Look below and pull out each line with the word "Neighbourhood".

» Given information:
^^^^^^^^

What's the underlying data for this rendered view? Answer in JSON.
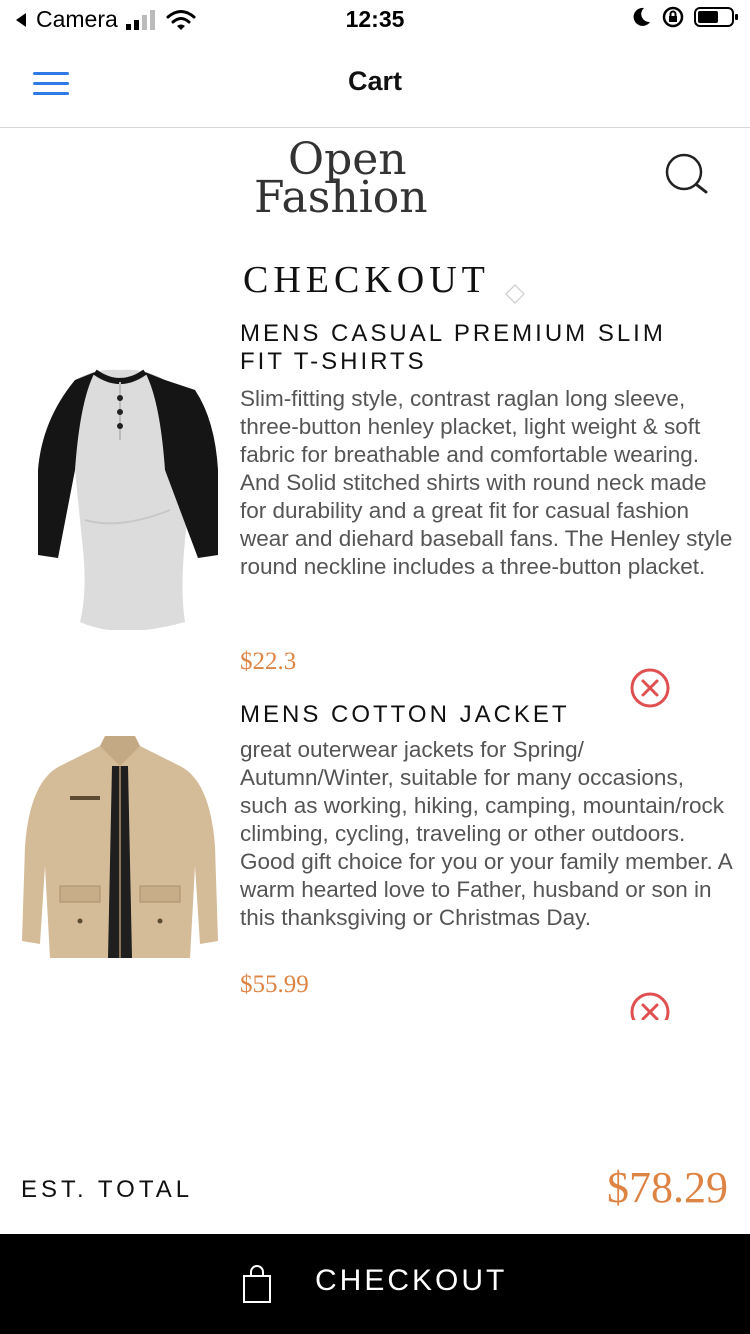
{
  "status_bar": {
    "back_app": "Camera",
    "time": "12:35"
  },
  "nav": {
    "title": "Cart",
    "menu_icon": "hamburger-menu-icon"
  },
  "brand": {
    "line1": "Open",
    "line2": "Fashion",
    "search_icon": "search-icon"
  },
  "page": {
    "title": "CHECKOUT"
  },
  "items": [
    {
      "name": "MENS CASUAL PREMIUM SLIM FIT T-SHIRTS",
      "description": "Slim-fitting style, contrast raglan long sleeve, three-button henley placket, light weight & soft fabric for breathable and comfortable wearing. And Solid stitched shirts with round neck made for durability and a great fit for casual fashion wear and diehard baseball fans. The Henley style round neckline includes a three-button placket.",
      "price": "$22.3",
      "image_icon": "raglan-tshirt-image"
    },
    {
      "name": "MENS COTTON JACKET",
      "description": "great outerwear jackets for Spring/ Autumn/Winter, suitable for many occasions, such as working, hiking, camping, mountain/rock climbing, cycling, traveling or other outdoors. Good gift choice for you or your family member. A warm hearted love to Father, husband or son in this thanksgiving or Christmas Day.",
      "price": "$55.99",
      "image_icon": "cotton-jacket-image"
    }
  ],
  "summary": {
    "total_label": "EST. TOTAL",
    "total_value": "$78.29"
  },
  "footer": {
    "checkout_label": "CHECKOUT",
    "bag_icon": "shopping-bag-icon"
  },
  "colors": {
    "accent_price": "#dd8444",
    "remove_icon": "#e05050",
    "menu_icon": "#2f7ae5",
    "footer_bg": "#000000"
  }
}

^^^^^^^^

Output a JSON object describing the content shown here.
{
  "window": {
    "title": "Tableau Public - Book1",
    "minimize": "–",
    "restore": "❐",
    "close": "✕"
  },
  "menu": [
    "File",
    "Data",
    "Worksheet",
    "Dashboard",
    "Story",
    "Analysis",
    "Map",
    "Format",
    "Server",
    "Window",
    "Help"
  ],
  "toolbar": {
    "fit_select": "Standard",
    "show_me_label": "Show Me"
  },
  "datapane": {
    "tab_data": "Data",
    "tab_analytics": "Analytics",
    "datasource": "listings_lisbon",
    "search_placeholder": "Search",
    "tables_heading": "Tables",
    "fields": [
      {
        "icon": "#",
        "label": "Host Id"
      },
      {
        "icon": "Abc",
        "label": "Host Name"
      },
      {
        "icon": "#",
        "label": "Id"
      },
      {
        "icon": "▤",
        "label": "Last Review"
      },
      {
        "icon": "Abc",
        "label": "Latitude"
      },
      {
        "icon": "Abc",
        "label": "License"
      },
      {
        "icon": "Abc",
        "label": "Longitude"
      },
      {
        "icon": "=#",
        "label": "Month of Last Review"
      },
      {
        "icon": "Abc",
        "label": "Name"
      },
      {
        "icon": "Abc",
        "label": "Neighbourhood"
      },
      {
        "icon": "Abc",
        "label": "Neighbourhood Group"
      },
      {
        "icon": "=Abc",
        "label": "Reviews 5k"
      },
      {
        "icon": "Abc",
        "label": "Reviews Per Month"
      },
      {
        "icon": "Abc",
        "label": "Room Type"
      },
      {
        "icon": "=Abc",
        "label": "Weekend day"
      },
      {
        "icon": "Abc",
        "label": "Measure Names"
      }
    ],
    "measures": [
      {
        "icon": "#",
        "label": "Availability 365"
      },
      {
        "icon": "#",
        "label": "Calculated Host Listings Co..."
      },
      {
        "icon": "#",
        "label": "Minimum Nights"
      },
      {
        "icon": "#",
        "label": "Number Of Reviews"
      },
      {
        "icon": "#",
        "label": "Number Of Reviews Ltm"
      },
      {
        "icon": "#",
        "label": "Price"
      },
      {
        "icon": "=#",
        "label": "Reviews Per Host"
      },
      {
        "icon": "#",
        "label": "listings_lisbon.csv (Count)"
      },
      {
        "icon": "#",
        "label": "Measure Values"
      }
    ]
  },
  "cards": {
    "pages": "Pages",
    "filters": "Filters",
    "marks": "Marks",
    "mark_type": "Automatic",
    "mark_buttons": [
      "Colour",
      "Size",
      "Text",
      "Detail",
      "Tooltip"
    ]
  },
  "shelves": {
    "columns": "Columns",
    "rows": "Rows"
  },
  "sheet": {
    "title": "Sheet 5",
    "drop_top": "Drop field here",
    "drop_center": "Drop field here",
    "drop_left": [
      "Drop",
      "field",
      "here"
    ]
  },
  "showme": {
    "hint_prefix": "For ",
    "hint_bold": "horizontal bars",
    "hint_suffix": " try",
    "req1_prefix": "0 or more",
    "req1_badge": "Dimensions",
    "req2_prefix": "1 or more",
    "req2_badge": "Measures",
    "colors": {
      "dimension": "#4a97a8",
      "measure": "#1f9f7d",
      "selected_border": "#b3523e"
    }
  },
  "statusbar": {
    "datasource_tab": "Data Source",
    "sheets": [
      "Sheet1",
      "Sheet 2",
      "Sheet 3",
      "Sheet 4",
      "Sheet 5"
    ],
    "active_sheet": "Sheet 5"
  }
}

^^^^^^^^

» Exercise result:
        "label": "Neighbourhood"
        "label": "Neighbourhood Group"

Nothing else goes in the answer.